## start Input for this task

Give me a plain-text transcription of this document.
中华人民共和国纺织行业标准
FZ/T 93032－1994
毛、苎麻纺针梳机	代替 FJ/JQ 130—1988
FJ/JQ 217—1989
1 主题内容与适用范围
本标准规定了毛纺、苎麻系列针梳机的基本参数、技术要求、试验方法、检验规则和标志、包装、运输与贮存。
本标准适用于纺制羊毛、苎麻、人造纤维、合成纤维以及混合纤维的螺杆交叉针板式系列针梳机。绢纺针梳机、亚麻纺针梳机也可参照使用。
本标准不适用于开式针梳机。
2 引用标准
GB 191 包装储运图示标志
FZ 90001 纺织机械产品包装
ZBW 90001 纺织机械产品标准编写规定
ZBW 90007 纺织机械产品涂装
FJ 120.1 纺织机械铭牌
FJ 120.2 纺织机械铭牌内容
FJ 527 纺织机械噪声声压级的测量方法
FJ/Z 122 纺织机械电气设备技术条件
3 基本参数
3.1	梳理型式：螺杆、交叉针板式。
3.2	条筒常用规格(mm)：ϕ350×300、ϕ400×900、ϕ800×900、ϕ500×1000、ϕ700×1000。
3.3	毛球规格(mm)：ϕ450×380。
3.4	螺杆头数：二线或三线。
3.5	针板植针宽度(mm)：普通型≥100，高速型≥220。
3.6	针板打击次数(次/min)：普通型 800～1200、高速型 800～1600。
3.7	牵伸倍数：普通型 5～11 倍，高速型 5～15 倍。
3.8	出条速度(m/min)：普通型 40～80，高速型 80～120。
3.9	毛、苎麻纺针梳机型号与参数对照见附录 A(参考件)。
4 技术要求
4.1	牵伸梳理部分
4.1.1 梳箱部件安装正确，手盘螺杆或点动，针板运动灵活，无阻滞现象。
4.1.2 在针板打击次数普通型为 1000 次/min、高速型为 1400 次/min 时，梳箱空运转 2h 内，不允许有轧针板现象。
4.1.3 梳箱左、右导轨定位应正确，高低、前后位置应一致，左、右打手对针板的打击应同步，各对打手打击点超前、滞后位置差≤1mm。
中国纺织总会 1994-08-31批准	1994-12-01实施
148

## end Input for this task

§ What needs to be done: All of the data needs to be reproduced exactly, with no line missing.

§ Result of the task:
Give me a plain-text transcription of this document.
中华人民共和国纺织行业标准
FZ/T 93032－1994
毛、苎麻纺针梳机	代替 FJ/JQ 130—1988
FJ/JQ 217—1989
1 主题内容与适用范围
本标准规定了毛纺、苎麻系列针梳机的基本参数、技术要求、试验方法、检验规则和标志、包装、运输与贮存。
本标准适用于纺制羊毛、苎麻、人造纤维、合成纤维以及混合纤维的螺杆交叉针板式系列针梳机。绢纺针梳机、亚麻纺针梳机也可参照使用。
本标准不适用于开式针梳机。
2 引用标准
GB 191 包装储运图示标志
FZ 90001 纺织机械产品包装
ZBW 90001 纺织机械产品标准编写规定
ZBW 90007 纺织机械产品涂装
FJ 120.1 纺织机械铭牌
FJ 120.2 纺织机械铭牌内容
FJ 527 纺织机械噪声声压级的测量方法
FJ/Z 122 纺织机械电气设备技术条件
3 基本参数
3.1	梳理型式：螺杆、交叉针板式。
3.2	条筒常用规格(mm)：ϕ350×300、ϕ400×900、ϕ800×900、ϕ500×1000、ϕ700×1000。
3.3	毛球规格(mm)：ϕ450×380。
3.4	螺杆头数：二线或三线。
3.5	针板植针宽度(mm)：普通型≥100，高速型≥220。
3.6	针板打击次数(次/min)：普通型 800～1200、高速型 800～1600。
3.7	牵伸倍数：普通型 5～11 倍，高速型 5～15 倍。
3.8	出条速度(m/min)：普通型 40～80，高速型 80～120。
3.9	毛、苎麻纺针梳机型号与参数对照见附录 A(参考件)。
4 技术要求
4.1	牵伸梳理部分
4.1.1 梳箱部件安装正确，手盘螺杆或点动，针板运动灵活，无阻滞现象。
4.1.2 在针板打击次数普通型为 1000 次/min、高速型为 1400 次/min 时，梳箱空运转 2h 内，不允许有轧针板现象。
4.1.3 梳箱左、右导轨定位应正确，高低、前后位置应一致，左、右打手对针板的打击应同步，各对打手打击点超前、滞后位置差≤1mm。
中国纺织总会 1994-08-31批准	1994-12-01实施
148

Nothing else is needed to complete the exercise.